▶ _EXERCISE OBJECTIVE_: Omit the images, then output each of the records below exactly.

▶ _WORKING DATA_:

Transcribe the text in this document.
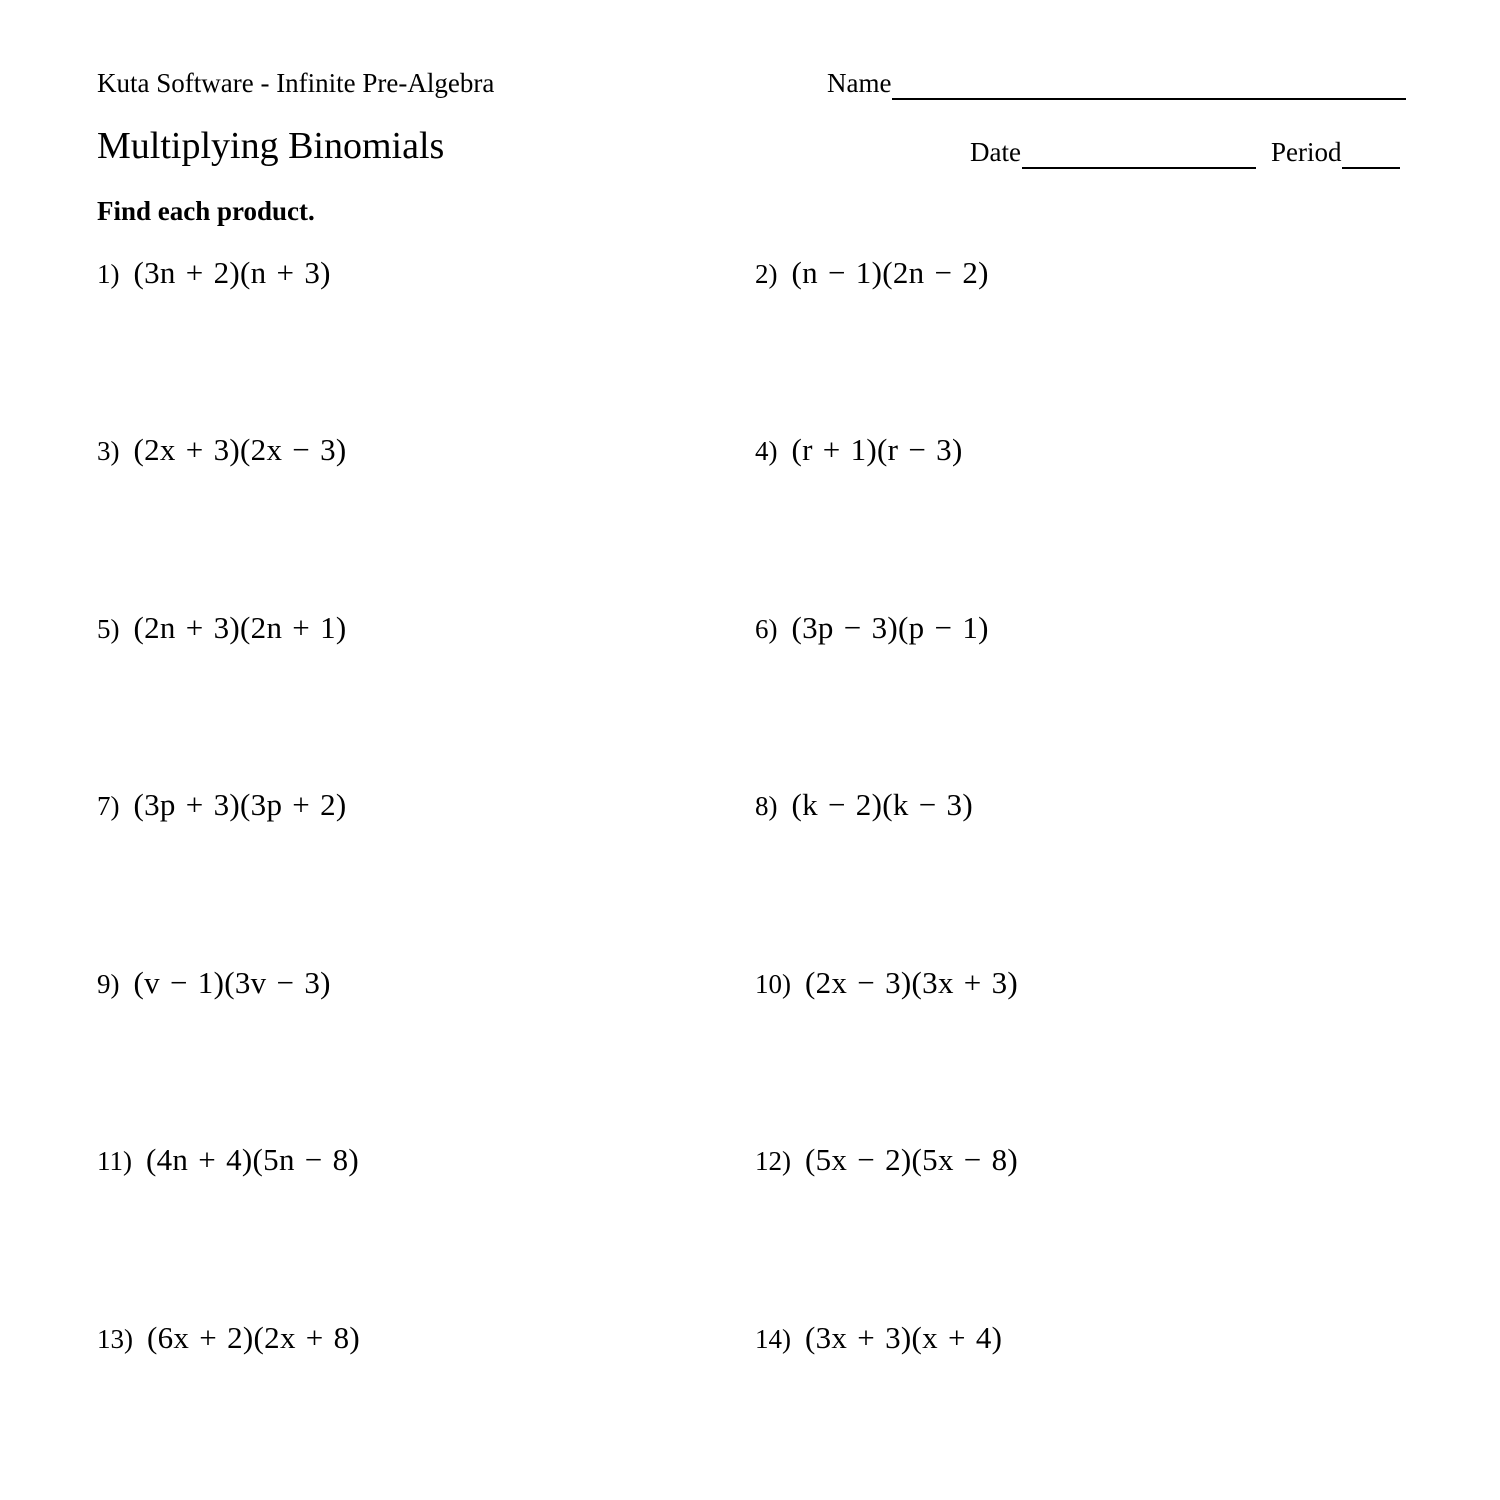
Kuta Software - Infinite Pre-Algebra	Name
Multiplying Binomials	Date	Period
Find each product.
1) (3n + 2)(n + 3)	2) (n − 1)(2n − 2)
3) (2x + 3)(2x − 3)	4) (r + 1)(r − 3)
5) (2n + 3)(2n + 1)	6) (3p − 3)(p − 1)
7) (3p + 3)(3p + 2)	8) (k − 2)(k − 3)
9) (v − 1)(3v − 3)	10) (2x − 3)(3x + 3)
11) (4n + 4)(5n − 8)	12) (5x − 2)(5x − 8)
13) (6x + 2)(2x + 8)	14) (3x + 3)(x + 4)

▶ _FULL ANSWER_:
Transcribe the text in this document.
Kuta Software - Infinite Pre-Algebra	Name
Multiplying Binomials	Date	Period
Find each product.
1) (3n + 2)(n + 3)	2) (n − 1)(2n − 2)
3) (2x + 3)(2x − 3)	4) (r + 1)(r − 3)
5) (2n + 3)(2n + 1)	6) (3p − 3)(p − 1)
7) (3p + 3)(3p + 2)	8) (k − 2)(k − 3)
9) (v − 1)(3v − 3)	10) (2x − 3)(3x + 3)
11) (4n + 4)(5n − 8)	12) (5x − 2)(5x − 8)
13) (6x + 2)(2x + 8)	14) (3x + 3)(x + 4)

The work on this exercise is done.